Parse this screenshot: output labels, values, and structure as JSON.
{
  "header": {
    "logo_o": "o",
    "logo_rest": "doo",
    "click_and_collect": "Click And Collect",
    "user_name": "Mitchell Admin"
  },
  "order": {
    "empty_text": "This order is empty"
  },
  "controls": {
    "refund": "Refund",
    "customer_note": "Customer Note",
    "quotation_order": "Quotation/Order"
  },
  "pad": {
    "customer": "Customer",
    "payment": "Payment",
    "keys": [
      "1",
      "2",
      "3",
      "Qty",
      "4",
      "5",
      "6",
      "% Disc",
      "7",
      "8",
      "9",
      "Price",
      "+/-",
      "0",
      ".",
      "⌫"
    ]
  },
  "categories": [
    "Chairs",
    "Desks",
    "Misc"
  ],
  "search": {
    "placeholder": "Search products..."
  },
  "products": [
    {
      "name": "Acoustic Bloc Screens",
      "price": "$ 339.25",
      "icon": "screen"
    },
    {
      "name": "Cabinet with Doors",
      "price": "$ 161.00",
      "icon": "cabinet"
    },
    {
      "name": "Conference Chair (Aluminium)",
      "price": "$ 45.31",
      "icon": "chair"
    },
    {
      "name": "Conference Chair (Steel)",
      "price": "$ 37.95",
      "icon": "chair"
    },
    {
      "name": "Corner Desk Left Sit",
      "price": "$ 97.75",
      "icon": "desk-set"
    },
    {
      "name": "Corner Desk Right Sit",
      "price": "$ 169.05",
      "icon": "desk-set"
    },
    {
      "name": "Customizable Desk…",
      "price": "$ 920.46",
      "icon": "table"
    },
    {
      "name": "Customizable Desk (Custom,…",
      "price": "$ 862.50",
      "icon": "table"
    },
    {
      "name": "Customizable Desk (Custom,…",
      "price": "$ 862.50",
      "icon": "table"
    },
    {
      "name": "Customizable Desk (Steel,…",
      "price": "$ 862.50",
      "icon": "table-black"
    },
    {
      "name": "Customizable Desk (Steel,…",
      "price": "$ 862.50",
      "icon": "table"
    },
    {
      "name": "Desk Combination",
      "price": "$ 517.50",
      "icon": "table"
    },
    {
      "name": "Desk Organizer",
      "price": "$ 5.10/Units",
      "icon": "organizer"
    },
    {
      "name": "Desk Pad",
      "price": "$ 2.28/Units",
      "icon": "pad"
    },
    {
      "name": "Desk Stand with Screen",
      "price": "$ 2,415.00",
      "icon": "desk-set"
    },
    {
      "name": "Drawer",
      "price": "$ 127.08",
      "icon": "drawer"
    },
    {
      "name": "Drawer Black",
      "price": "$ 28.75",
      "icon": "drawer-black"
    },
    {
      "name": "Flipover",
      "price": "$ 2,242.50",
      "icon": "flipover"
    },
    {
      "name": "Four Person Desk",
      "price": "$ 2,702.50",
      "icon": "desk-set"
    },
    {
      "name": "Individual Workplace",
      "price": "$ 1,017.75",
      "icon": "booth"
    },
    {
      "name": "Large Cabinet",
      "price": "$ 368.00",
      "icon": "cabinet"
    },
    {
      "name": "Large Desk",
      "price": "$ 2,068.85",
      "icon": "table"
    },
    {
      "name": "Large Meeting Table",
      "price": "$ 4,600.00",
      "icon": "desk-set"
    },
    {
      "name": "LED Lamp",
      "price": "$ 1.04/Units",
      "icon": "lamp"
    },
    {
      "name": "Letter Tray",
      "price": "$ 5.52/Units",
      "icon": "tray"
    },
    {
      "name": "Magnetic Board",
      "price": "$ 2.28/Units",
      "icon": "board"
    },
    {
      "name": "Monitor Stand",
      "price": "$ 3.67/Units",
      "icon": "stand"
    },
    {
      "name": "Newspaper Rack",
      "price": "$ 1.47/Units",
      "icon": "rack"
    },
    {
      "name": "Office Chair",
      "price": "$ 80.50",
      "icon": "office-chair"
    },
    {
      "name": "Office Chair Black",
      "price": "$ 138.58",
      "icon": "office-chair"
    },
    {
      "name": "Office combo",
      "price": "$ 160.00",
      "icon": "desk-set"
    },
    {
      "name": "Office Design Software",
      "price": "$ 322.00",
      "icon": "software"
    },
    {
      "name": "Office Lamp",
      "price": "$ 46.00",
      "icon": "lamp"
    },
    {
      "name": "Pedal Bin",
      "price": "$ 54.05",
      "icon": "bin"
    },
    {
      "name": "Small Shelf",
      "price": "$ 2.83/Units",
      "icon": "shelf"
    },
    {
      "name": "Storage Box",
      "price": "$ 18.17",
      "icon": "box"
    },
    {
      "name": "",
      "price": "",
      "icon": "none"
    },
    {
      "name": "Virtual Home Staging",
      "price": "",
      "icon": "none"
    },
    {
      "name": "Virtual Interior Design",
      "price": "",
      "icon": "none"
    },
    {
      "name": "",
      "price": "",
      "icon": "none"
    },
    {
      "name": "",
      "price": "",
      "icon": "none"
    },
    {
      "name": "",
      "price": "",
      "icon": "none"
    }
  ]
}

================

• **The request**
Print all of the entries exactly as they appear.

• **Solution to this exercise**
Parse this screenshot: output labels, values, and structure as JSON.
{
  "header": {
    "logo_o": "o",
    "logo_rest": "doo",
    "click_and_collect": "Click And Collect",
    "user_name": "Mitchell Admin"
  },
  "order": {
    "empty_text": "This order is empty"
  },
  "controls": {
    "refund": "Refund",
    "customer_note": "Customer Note",
    "quotation_order": "Quotation/Order"
  },
  "pad": {
    "customer": "Customer",
    "payment": "Payment",
    "keys": [
      "1",
      "2",
      "3",
      "Qty",
      "4",
      "5",
      "6",
      "% Disc",
      "7",
      "8",
      "9",
      "Price",
      "+/-",
      "0",
      ".",
      "⌫"
    ]
  },
  "categories": [
    "Chairs",
    "Desks",
    "Misc"
  ],
  "search": {
    "placeholder": "Search products..."
  },
  "products": [
    {
      "name": "Acoustic Bloc Screens",
      "price": "$ 339.25",
      "icon": "screen"
    },
    {
      "name": "Cabinet with Doors",
      "price": "$ 161.00",
      "icon": "cabinet"
    },
    {
      "name": "Conference Chair (Aluminium)",
      "price": "$ 45.31",
      "icon": "chair"
    },
    {
      "name": "Conference Chair (Steel)",
      "price": "$ 37.95",
      "icon": "chair"
    },
    {
      "name": "Corner Desk Left Sit",
      "price": "$ 97.75",
      "icon": "desk-set"
    },
    {
      "name": "Corner Desk Right Sit",
      "price": "$ 169.05",
      "icon": "desk-set"
    },
    {
      "name": "Customizable Desk…",
      "price": "$ 920.46",
      "icon": "table"
    },
    {
      "name": "Customizable Desk (Custom,…",
      "price": "$ 862.50",
      "icon": "table"
    },
    {
      "name": "Customizable Desk (Custom,…",
      "price": "$ 862.50",
      "icon": "table"
    },
    {
      "name": "Customizable Desk (Steel,…",
      "price": "$ 862.50",
      "icon": "table-black"
    },
    {
      "name": "Customizable Desk (Steel,…",
      "price": "$ 862.50",
      "icon": "table"
    },
    {
      "name": "Desk Combination",
      "price": "$ 517.50",
      "icon": "table"
    },
    {
      "name": "Desk Organizer",
      "price": "$ 5.10/Units",
      "icon": "organizer"
    },
    {
      "name": "Desk Pad",
      "price": "$ 2.28/Units",
      "icon": "pad"
    },
    {
      "name": "Desk Stand with Screen",
      "price": "$ 2,415.00",
      "icon": "desk-set"
    },
    {
      "name": "Drawer",
      "price": "$ 127.08",
      "icon": "drawer"
    },
    {
      "name": "Drawer Black",
      "price": "$ 28.75",
      "icon": "drawer-black"
    },
    {
      "name": "Flipover",
      "price": "$ 2,242.50",
      "icon": "flipover"
    },
    {
      "name": "Four Person Desk",
      "price": "$ 2,702.50",
      "icon": "desk-set"
    },
    {
      "name": "Individual Workplace",
      "price": "$ 1,017.75",
      "icon": "booth"
    },
    {
      "name": "Large Cabinet",
      "price": "$ 368.00",
      "icon": "cabinet"
    },
    {
      "name": "Large Desk",
      "price": "$ 2,068.85",
      "icon": "table"
    },
    {
      "name": "Large Meeting Table",
      "price": "$ 4,600.00",
      "icon": "desk-set"
    },
    {
      "name": "LED Lamp",
      "price": "$ 1.04/Units",
      "icon": "lamp"
    },
    {
      "name": "Letter Tray",
      "price": "$ 5.52/Units",
      "icon": "tray"
    },
    {
      "name": "Magnetic Board",
      "price": "$ 2.28/Units",
      "icon": "board"
    },
    {
      "name": "Monitor Stand",
      "price": "$ 3.67/Units",
      "icon": "stand"
    },
    {
      "name": "Newspaper Rack",
      "price": "$ 1.47/Units",
      "icon": "rack"
    },
    {
      "name": "Office Chair",
      "price": "$ 80.50",
      "icon": "office-chair"
    },
    {
      "name": "Office Chair Black",
      "price": "$ 138.58",
      "icon": "office-chair"
    },
    {
      "name": "Office combo",
      "price": "$ 160.00",
      "icon": "desk-set"
    },
    {
      "name": "Office Design Software",
      "price": "$ 322.00",
      "icon": "software"
    },
    {
      "name": "Office Lamp",
      "price": "$ 46.00",
      "icon": "lamp"
    },
    {
      "name": "Pedal Bin",
      "price": "$ 54.05",
      "icon": "bin"
    },
    {
      "name": "Small Shelf",
      "price": "$ 2.83/Units",
      "icon": "shelf"
    },
    {
      "name": "Storage Box",
      "price": "$ 18.17",
      "icon": "box"
    },
    {
      "name": "",
      "price": "",
      "icon": "none"
    },
    {
      "name": "Virtual Home Staging",
      "price": "",
      "icon": "none"
    },
    {
      "name": "Virtual Interior Design",
      "price": "",
      "icon": "none"
    },
    {
      "name": "",
      "price": "",
      "icon": "none"
    },
    {
      "name": "",
      "price": "",
      "icon": "none"
    },
    {
      "name": "",
      "price": "",
      "icon": "none"
    }
  ]
}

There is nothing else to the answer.